§ **Stated goal**:
List the lines of this listing that hold the word "Queue".

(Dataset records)
-*-

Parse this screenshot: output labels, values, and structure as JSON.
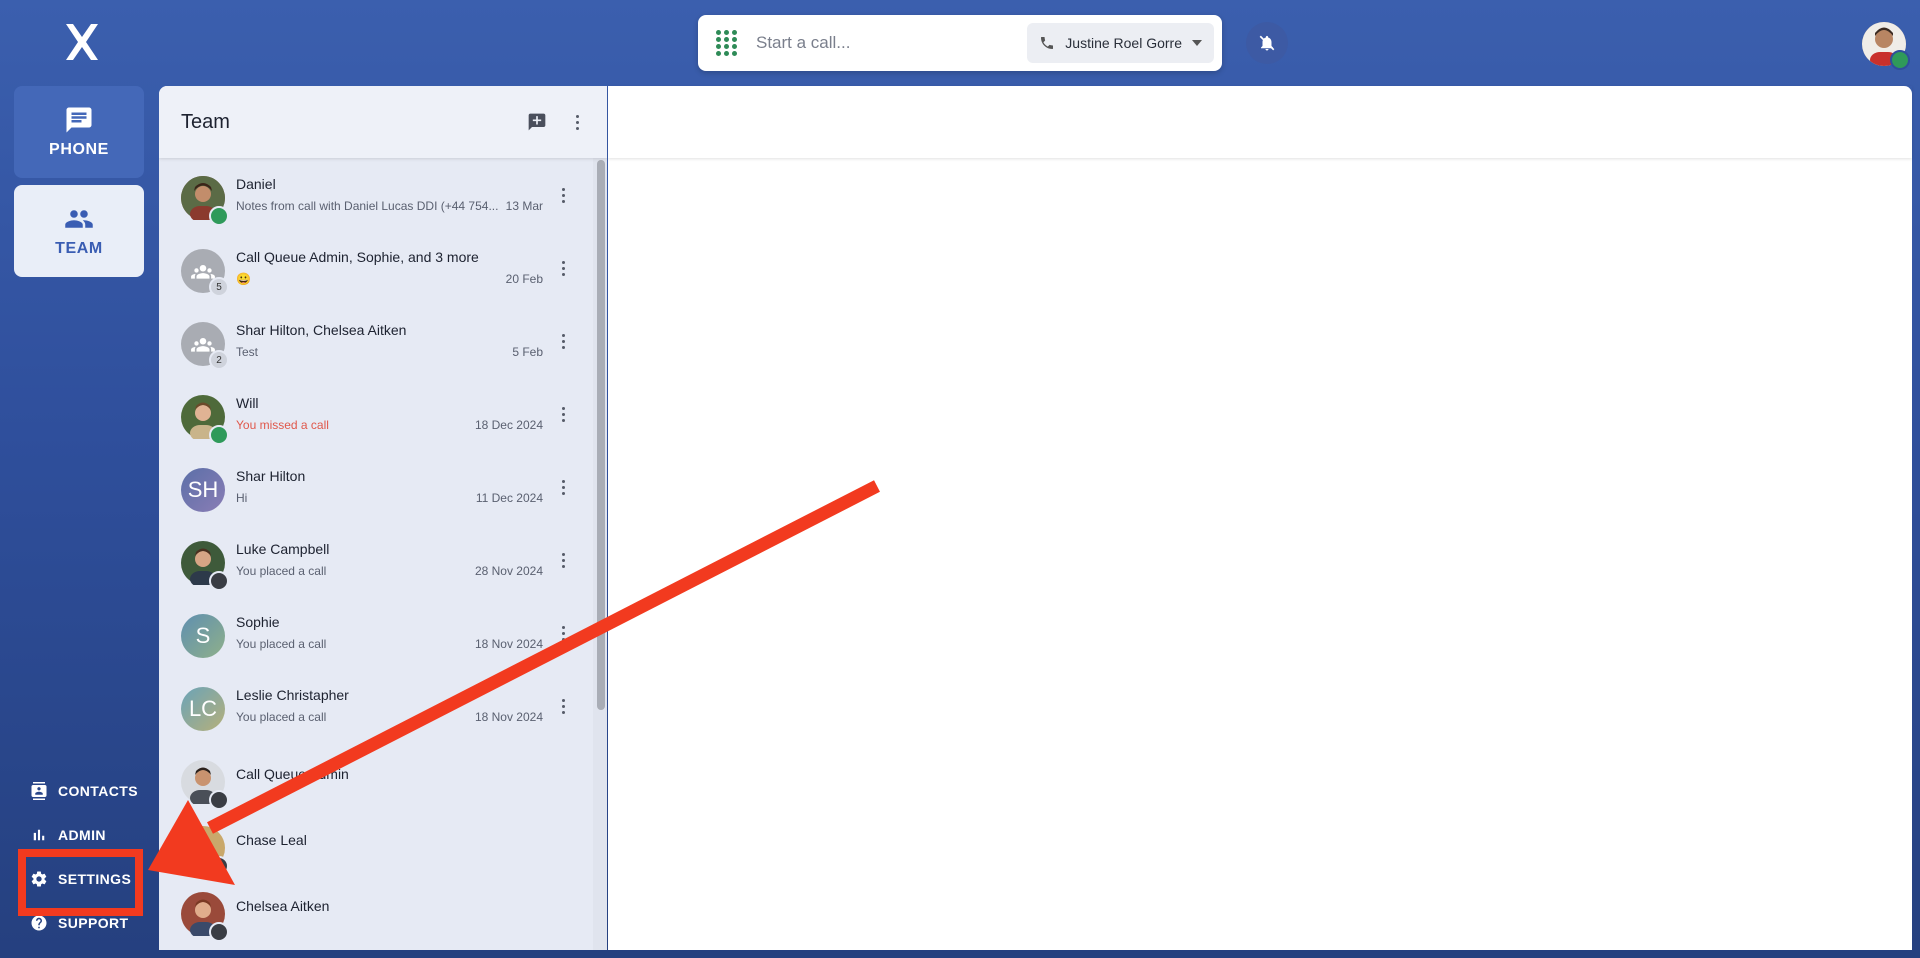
{
  "search": {
    "placeholder": "Start a call..."
  },
  "caller": {
    "name": "Justine Roel Gorre"
  },
  "nav": {
    "phone_label": "PHONE",
    "team_label": "TEAM",
    "bottom": [
      {
        "label": "CONTACTS",
        "icon": "contacts-icon"
      },
      {
        "label": "ADMIN",
        "icon": "bar-chart-icon"
      },
      {
        "label": "SETTINGS",
        "icon": "gear-icon"
      },
      {
        "label": "SUPPORT",
        "icon": "help-icon"
      }
    ]
  },
  "team": {
    "title": "Team",
    "conversations": [
      {
        "name": "Daniel",
        "preview": "Notes from call with Daniel Lucas DDI (+44 754...",
        "date": "13 Mar",
        "status": "online"
      },
      {
        "name": "Call Queue Admin, Sophie, and 3 more",
        "preview": "😀",
        "date": "20 Feb",
        "count": "5"
      },
      {
        "name": "Shar Hilton, Chelsea Aitken",
        "preview": "Test",
        "date": "5 Feb",
        "count": "2"
      },
      {
        "name": "Will",
        "preview": "You missed a call",
        "date": "18 Dec 2024",
        "status": "online"
      },
      {
        "name": "Shar Hilton",
        "initials": "SH",
        "preview": "Hi",
        "date": "11 Dec 2024"
      },
      {
        "name": "Luke Campbell",
        "preview": "You placed a call",
        "date": "28 Nov 2024",
        "status": "offline"
      },
      {
        "name": "Sophie",
        "initials": "S",
        "preview": "You placed a call",
        "date": "18 Nov 2024"
      },
      {
        "name": "Leslie Christapher",
        "initials": "LC",
        "preview": "You placed a call",
        "date": "18 Nov 2024"
      },
      {
        "name": "Call Queue Admin",
        "preview": "",
        "date": "",
        "status": "offline"
      },
      {
        "name": "Chase Leal",
        "preview": "",
        "date": "",
        "status": "offline"
      },
      {
        "name": "Chelsea Aitken",
        "preview": "",
        "date": "",
        "status": "offline"
      }
    ]
  },
  "colors": {
    "accent": "#3a5db3",
    "online": "#2f9a5a",
    "missed": "#e0584b",
    "annotation": "#f23a1f"
  }
}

-*-

§ **In response**:
        "name": "Call Queue Admin, Sophie, and 3 more",
        "name": "Call Queue Admin",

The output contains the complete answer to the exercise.